● WHAT YOU WILL DO
In the material below, list every line carrying the string "times".

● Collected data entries

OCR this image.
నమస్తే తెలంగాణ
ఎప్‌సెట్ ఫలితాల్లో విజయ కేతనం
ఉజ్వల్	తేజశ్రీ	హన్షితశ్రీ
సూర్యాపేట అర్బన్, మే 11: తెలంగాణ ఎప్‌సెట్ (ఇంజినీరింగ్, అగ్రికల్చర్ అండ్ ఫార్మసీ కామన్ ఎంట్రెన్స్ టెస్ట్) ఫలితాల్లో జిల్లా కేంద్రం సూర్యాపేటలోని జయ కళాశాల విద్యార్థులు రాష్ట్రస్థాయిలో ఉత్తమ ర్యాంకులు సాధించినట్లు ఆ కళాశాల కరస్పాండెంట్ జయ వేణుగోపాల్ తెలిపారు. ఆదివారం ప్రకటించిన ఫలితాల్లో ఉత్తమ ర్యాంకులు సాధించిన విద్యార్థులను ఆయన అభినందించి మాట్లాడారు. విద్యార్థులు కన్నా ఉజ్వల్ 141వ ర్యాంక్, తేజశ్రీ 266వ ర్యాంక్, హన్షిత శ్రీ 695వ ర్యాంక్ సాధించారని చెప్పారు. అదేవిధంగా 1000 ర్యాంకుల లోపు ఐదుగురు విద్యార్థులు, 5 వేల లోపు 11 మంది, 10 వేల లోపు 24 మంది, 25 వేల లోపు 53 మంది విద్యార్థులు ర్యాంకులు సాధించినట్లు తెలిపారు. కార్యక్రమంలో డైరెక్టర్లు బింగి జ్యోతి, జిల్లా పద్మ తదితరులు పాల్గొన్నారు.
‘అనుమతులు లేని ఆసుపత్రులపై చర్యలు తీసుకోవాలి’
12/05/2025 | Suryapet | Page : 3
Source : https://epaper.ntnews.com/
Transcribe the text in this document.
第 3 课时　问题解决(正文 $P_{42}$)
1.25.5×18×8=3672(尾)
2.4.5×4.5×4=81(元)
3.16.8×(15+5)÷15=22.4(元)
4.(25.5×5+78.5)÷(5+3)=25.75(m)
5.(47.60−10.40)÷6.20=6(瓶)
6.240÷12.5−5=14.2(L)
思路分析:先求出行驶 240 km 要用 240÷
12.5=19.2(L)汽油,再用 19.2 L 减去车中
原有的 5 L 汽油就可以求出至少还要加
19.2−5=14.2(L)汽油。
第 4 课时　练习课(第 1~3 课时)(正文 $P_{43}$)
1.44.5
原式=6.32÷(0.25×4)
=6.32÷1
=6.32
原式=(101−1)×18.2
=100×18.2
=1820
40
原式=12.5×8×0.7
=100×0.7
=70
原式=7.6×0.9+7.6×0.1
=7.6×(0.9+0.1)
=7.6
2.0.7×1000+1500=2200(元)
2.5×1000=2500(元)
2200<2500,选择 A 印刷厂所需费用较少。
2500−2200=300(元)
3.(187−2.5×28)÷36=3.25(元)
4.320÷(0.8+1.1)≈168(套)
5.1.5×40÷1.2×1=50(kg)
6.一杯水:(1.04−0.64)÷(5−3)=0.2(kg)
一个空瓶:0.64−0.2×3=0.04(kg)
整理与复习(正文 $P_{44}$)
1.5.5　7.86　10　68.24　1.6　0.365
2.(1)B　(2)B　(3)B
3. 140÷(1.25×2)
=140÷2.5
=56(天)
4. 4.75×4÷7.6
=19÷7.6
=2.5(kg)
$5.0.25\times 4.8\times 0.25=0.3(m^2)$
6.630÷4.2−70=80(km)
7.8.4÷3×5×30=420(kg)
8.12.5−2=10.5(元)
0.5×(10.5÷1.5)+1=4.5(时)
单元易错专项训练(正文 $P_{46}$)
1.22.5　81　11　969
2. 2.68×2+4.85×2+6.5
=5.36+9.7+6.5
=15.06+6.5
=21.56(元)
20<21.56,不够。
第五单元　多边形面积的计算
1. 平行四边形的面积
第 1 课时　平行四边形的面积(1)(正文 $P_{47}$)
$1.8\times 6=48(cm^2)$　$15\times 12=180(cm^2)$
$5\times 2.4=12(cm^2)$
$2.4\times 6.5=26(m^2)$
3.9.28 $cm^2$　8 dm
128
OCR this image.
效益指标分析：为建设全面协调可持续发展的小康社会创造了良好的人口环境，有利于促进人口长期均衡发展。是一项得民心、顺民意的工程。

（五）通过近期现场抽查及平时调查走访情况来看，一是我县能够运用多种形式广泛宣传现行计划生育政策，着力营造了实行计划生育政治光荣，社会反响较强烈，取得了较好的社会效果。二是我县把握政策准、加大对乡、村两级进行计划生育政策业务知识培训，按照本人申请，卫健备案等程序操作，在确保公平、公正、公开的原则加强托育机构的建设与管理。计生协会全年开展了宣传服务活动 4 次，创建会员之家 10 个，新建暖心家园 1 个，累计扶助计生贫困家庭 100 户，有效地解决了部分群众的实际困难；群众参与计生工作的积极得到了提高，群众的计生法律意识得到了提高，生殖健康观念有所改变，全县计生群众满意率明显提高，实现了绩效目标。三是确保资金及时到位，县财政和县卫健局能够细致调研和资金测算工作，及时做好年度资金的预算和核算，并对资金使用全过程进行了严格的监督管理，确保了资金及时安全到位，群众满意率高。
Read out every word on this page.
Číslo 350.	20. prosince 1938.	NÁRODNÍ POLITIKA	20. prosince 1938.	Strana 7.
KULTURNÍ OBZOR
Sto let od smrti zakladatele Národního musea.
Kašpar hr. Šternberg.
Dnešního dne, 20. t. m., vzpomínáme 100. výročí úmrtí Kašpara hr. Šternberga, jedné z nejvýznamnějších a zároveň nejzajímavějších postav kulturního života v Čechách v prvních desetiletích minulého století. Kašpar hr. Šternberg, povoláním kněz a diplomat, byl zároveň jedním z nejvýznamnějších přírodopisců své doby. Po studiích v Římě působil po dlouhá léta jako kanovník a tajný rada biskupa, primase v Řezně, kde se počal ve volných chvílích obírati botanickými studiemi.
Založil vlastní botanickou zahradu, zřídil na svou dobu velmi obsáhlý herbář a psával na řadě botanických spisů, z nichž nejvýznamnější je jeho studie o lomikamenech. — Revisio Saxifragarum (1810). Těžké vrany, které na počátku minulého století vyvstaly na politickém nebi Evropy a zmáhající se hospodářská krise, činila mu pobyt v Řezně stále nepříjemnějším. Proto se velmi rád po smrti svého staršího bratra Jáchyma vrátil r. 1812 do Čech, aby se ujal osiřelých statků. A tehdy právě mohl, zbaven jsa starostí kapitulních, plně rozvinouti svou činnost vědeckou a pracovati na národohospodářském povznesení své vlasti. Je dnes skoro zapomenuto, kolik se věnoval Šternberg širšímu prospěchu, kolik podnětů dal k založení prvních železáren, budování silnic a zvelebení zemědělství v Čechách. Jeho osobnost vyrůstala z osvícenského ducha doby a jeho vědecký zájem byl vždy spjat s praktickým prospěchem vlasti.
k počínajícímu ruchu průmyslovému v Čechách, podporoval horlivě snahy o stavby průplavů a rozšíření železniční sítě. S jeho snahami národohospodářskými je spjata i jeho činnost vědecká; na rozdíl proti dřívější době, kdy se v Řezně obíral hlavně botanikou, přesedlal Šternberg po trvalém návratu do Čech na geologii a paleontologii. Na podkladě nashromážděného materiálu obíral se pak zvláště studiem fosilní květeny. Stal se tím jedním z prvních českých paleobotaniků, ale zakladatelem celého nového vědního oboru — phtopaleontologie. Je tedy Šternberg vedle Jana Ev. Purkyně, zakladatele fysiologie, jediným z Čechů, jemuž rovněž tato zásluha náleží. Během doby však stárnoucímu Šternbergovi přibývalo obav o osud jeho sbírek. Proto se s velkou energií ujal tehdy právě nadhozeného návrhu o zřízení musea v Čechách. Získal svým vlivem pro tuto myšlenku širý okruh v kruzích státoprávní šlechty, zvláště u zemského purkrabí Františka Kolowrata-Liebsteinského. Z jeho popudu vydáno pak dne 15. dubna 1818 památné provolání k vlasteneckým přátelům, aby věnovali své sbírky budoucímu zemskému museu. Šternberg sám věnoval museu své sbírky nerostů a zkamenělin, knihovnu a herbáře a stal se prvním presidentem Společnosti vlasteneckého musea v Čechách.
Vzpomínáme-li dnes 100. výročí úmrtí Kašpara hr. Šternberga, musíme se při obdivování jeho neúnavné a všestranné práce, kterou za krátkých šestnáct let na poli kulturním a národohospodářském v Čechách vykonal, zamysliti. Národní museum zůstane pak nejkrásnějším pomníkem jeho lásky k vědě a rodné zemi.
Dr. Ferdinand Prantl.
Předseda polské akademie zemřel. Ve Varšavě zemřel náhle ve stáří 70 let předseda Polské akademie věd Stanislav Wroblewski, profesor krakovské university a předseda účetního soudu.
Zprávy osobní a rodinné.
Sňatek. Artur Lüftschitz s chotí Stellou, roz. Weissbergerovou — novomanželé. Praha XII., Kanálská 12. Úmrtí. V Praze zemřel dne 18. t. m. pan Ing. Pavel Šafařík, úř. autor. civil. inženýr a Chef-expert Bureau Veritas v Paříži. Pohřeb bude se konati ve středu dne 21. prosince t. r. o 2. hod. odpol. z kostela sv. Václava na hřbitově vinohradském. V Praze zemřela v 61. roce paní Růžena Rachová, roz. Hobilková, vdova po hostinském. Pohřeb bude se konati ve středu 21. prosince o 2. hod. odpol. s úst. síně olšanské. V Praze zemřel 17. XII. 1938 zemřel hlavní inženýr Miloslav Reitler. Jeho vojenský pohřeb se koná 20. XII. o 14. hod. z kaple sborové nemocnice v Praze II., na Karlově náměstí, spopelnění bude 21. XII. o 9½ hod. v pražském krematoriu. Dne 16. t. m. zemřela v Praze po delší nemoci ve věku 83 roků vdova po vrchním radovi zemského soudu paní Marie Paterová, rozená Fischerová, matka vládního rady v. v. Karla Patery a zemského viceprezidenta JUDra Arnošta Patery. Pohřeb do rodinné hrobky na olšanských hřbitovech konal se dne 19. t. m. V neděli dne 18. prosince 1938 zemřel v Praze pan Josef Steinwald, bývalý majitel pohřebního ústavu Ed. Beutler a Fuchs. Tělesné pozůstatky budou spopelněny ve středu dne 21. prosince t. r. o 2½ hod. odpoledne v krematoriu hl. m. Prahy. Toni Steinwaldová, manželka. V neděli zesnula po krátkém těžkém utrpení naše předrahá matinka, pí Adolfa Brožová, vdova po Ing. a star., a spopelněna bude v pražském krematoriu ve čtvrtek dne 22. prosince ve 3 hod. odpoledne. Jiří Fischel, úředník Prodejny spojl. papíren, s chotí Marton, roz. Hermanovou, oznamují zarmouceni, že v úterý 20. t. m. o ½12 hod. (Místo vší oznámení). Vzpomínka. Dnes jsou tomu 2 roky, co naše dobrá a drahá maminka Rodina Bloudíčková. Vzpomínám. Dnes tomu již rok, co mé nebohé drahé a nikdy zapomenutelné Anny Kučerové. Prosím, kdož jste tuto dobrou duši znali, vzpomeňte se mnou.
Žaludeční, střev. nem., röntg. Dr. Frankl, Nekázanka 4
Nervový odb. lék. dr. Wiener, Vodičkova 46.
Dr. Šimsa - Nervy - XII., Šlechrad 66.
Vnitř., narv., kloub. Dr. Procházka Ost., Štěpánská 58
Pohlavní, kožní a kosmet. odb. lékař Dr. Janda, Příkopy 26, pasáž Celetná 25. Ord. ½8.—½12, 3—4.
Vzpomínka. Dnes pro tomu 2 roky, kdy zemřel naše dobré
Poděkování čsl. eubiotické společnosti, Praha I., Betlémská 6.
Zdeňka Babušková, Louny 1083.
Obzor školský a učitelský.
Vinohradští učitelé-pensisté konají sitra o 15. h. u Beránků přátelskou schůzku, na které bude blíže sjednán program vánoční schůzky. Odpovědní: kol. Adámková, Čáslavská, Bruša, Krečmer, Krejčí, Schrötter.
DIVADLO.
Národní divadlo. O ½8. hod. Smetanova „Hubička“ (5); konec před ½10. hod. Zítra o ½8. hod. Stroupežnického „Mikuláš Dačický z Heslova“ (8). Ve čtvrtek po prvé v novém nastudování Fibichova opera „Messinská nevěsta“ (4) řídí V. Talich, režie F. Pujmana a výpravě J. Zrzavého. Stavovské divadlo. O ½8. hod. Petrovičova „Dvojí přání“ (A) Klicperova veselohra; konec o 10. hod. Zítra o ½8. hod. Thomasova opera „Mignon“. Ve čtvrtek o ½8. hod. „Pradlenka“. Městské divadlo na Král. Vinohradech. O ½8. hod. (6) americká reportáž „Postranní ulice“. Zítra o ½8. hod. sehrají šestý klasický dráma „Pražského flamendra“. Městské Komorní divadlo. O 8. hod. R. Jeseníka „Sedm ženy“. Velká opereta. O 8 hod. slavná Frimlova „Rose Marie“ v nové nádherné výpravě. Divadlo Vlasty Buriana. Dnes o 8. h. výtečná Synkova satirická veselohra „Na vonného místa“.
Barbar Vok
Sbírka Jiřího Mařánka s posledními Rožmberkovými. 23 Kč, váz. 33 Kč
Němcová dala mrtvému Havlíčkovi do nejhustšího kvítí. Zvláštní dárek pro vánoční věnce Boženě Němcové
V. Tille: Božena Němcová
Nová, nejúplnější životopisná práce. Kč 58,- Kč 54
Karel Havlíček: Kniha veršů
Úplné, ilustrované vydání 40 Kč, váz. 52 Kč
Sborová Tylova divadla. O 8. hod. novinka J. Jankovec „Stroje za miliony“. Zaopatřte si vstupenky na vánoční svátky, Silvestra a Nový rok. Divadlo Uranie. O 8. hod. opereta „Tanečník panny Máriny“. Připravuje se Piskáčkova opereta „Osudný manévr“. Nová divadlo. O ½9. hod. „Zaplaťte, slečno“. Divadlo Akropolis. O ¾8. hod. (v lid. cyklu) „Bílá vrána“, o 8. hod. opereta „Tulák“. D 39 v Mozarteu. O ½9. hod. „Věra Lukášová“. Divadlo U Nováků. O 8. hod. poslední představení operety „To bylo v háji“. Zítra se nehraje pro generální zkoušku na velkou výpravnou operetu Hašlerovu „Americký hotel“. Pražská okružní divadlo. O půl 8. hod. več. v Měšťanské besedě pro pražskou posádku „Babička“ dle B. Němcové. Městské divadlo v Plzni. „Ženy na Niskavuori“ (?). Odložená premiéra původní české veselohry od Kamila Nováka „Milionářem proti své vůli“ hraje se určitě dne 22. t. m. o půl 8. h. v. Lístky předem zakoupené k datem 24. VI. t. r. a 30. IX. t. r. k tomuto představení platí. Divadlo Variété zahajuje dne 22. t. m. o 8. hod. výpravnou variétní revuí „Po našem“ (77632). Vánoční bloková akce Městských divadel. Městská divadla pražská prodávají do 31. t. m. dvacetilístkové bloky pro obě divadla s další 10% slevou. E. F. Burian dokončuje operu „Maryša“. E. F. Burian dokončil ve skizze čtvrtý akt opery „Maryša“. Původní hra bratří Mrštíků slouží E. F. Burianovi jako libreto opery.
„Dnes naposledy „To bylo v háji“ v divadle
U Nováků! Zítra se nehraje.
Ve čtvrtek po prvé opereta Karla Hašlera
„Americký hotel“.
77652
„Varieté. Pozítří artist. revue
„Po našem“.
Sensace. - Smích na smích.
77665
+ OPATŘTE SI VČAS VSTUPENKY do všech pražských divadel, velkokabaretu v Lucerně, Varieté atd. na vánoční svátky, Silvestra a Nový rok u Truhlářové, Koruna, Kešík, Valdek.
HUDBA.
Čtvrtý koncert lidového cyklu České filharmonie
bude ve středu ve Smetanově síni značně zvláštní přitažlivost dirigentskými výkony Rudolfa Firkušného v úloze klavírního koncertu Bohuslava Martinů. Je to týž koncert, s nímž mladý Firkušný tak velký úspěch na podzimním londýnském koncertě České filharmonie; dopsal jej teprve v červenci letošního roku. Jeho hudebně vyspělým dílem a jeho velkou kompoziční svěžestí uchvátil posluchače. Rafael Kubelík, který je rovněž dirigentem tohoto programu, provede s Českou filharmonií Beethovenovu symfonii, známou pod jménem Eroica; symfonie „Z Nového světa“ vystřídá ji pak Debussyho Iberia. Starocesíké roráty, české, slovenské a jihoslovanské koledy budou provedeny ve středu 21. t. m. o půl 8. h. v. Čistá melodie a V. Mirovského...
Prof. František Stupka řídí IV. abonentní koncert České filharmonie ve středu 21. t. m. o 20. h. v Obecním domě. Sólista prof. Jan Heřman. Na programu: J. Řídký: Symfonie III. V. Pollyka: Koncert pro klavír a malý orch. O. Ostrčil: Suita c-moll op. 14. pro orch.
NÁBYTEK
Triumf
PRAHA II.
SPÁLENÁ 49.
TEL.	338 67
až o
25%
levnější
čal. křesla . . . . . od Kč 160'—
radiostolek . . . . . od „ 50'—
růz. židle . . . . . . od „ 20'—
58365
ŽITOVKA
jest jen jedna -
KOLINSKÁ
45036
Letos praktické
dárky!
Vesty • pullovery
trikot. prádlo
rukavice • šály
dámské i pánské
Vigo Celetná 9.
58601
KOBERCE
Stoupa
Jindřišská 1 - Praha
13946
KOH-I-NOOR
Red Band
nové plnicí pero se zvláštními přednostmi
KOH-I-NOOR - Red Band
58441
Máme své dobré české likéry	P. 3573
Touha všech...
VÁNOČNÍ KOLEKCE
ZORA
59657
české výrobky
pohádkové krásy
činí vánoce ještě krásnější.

● ANSWER FOR THE TASK
$5.0.25\times 4.8\times 0.25=0.3(m^2)$
$1.8\times 6=48(cm^2)$　$15\times 12=180(cm^2)$
$5\times 2.4=12(cm^2)$
$2.4\times 6.5=26(m^2)$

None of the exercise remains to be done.